§ **Task**
Extract each line from the entries below that has the string "icon" in it.

[Items from a figure collection]
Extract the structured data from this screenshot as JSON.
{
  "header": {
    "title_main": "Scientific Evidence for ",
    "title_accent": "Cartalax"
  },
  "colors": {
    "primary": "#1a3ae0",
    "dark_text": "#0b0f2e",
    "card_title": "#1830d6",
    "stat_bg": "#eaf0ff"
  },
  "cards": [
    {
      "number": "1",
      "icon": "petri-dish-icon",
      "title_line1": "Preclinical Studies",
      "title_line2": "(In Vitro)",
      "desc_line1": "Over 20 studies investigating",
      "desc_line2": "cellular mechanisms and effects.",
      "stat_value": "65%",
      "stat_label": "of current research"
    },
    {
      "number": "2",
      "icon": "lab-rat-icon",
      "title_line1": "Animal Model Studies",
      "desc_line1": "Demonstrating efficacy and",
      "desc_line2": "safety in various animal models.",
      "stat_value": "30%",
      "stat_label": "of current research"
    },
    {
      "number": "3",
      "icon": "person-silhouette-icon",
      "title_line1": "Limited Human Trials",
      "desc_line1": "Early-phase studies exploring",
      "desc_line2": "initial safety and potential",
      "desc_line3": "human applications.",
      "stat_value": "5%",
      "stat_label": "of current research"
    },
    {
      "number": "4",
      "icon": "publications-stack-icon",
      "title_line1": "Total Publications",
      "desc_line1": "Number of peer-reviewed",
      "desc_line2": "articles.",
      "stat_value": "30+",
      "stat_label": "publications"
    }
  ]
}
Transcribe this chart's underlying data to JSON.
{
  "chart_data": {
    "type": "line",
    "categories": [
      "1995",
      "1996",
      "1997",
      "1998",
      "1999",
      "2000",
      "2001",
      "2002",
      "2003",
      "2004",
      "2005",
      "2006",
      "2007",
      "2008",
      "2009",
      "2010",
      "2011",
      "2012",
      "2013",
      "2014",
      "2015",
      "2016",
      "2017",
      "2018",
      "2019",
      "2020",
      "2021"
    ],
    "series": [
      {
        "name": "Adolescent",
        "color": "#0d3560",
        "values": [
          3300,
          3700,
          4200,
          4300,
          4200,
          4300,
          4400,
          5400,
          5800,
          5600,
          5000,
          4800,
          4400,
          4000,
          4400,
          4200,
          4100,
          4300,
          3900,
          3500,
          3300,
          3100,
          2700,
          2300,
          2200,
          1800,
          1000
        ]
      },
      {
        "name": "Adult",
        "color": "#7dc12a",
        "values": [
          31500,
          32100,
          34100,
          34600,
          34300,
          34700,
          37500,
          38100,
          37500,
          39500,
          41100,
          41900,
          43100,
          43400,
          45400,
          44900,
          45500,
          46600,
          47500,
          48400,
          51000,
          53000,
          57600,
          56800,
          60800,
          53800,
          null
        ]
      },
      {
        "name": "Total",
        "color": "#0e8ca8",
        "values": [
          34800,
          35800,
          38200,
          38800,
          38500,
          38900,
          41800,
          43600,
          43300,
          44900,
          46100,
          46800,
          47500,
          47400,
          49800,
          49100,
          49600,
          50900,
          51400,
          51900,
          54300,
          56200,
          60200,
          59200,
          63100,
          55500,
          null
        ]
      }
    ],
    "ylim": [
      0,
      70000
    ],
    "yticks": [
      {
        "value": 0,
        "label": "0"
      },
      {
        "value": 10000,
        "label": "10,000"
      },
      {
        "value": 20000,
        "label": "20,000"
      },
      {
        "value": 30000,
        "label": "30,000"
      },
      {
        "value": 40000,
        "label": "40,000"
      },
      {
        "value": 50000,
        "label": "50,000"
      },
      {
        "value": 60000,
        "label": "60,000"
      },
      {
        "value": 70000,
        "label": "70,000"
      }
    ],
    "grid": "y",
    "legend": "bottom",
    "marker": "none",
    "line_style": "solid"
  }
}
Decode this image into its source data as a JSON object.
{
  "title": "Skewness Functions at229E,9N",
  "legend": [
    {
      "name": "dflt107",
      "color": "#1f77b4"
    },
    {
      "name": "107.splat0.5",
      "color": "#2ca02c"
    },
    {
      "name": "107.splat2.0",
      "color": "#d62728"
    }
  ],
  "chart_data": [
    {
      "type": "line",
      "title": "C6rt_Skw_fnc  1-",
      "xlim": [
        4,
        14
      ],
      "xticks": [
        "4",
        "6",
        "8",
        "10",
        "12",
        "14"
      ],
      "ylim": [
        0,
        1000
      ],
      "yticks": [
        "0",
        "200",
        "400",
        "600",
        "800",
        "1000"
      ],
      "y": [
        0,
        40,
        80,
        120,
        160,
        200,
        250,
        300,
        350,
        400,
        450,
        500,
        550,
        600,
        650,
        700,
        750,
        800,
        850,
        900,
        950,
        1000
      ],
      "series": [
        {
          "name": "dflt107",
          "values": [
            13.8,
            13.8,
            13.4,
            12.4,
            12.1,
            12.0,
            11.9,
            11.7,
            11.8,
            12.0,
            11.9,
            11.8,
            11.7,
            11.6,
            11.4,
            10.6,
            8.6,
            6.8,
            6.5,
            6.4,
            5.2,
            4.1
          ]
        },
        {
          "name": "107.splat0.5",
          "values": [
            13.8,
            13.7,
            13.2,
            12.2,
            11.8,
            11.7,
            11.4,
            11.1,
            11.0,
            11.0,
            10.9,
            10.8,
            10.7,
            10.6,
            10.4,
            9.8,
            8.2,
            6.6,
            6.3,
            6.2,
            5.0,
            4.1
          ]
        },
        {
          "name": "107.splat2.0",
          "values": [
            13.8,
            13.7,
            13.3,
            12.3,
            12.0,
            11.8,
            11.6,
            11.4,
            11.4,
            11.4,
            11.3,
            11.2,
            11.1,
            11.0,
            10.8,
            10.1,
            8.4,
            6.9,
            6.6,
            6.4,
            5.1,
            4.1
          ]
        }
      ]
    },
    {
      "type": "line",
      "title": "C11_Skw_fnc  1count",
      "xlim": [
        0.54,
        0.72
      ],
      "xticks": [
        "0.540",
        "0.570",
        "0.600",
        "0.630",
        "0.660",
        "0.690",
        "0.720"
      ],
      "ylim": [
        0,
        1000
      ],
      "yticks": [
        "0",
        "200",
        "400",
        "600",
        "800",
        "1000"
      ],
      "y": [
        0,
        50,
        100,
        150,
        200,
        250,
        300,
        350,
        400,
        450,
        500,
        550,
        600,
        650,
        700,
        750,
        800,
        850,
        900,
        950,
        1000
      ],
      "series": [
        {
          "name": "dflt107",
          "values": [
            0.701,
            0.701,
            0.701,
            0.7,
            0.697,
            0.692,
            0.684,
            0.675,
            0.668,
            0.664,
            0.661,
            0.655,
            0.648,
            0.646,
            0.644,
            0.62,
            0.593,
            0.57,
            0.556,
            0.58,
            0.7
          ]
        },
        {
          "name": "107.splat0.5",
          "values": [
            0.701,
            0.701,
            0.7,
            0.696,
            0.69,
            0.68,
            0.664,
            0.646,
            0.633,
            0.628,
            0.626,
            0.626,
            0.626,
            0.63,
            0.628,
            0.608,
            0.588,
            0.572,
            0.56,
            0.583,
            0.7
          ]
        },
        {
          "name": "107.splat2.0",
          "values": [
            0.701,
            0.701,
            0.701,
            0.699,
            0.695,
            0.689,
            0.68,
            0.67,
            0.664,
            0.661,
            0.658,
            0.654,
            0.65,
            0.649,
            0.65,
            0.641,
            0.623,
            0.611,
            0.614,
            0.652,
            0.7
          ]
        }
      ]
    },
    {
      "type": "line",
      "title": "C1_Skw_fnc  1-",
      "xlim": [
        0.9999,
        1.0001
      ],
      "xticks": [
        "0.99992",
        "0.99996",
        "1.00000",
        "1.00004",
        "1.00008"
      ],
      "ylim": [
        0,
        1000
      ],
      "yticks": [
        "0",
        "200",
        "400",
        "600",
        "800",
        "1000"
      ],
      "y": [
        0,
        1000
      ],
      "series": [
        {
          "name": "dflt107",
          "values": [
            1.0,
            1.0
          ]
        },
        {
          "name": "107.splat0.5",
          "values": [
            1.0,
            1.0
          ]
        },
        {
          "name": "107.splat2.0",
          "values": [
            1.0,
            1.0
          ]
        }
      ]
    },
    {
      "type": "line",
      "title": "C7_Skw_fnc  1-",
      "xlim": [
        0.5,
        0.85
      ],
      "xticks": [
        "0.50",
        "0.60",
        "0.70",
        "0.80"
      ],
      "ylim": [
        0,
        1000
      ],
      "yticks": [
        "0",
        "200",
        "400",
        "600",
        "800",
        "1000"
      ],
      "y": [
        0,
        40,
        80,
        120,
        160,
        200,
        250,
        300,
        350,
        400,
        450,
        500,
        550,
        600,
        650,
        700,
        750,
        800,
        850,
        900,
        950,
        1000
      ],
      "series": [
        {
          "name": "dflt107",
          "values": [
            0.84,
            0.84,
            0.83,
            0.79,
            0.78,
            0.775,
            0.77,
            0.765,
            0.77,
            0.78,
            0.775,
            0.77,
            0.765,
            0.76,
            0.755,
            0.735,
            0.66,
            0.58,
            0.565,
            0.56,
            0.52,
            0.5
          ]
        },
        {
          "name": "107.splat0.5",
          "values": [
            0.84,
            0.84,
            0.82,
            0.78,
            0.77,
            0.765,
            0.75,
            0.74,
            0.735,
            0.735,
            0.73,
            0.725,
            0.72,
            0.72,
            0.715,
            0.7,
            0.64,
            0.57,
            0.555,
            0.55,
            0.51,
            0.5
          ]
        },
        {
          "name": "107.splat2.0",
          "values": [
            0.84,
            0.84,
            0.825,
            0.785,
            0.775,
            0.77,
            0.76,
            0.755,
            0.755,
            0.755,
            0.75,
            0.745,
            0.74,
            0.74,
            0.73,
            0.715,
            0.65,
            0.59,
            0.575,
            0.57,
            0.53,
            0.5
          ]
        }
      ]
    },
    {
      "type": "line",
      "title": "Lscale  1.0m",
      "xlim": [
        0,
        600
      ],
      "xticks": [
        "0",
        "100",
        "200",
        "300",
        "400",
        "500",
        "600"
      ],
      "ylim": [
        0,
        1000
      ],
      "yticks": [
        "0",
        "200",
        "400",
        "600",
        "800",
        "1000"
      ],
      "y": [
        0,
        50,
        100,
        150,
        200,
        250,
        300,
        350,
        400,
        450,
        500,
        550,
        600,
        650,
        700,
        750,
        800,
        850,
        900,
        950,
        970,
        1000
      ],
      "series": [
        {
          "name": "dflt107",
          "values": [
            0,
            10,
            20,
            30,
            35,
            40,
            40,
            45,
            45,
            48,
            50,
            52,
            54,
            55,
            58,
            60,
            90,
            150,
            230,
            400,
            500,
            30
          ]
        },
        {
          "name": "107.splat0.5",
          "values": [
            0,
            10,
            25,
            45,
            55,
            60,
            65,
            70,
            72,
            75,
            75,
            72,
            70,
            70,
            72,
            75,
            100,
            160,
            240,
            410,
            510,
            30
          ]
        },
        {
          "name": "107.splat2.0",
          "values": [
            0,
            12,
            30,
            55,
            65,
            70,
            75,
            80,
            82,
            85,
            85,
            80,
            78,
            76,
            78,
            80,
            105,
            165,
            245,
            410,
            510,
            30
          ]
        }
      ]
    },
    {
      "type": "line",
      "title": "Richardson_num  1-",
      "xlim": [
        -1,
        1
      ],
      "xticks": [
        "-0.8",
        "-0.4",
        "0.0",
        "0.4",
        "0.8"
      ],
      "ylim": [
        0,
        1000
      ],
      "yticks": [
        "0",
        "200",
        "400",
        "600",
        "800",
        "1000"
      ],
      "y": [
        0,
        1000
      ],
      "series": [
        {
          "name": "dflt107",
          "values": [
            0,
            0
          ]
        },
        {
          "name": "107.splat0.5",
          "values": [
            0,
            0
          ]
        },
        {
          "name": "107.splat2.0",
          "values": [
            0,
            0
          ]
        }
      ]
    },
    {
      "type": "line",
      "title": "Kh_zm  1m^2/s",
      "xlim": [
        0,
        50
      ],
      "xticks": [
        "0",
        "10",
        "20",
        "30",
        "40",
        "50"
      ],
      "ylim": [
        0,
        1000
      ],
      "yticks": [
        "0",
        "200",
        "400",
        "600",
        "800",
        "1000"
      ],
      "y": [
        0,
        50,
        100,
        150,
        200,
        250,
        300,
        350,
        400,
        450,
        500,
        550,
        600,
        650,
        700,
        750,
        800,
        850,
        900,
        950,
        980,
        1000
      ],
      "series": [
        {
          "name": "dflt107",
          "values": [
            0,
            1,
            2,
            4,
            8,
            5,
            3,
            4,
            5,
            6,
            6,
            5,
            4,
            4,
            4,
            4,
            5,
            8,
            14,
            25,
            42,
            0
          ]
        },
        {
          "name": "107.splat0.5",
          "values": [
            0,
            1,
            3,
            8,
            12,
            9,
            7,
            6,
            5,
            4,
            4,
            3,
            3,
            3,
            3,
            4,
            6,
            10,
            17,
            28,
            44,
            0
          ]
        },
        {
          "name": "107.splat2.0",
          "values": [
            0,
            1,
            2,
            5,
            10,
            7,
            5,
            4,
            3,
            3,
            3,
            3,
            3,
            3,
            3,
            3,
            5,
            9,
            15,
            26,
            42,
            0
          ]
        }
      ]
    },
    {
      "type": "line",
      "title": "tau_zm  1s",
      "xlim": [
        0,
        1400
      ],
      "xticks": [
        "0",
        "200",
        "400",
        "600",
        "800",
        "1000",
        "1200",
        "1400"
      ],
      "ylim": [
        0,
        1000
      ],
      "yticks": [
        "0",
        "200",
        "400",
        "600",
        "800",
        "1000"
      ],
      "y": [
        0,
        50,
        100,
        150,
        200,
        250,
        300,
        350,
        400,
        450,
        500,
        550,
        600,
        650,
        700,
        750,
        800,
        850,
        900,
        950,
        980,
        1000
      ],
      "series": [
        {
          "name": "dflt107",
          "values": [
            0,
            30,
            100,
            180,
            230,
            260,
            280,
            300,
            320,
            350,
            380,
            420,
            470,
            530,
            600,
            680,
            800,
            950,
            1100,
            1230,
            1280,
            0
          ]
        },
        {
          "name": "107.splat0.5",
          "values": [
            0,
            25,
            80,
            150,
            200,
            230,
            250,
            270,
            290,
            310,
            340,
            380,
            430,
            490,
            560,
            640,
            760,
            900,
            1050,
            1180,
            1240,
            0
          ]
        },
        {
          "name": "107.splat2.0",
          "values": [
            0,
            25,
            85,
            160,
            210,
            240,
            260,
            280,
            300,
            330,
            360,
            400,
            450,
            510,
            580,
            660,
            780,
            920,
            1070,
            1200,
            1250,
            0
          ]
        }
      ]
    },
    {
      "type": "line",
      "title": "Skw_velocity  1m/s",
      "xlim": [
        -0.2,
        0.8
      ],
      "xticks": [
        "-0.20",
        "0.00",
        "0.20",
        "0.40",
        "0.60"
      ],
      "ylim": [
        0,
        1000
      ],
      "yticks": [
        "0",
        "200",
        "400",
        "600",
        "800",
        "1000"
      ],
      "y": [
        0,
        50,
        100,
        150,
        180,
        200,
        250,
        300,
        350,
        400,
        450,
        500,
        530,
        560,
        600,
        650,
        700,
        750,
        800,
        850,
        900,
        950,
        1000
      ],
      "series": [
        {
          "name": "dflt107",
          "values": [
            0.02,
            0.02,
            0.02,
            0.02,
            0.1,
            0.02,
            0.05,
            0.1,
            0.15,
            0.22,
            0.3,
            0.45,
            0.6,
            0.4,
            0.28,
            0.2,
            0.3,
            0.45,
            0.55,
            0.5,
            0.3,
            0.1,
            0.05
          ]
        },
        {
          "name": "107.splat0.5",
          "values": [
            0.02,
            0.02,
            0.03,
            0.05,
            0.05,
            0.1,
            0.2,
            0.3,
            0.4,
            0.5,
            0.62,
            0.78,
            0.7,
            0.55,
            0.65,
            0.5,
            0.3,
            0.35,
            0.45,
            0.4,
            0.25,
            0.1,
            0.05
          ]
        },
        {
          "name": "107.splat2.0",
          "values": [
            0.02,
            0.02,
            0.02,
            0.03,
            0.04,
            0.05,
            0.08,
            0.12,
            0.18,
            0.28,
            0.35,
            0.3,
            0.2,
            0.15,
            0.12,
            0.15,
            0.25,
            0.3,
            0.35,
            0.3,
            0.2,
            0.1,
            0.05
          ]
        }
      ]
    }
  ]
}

§ **The result**
      "icon": "petri-dish-icon",
      "icon": "lab-rat-icon",
      "icon": "person-silhouette-icon",
      "icon": "publications-stack-icon",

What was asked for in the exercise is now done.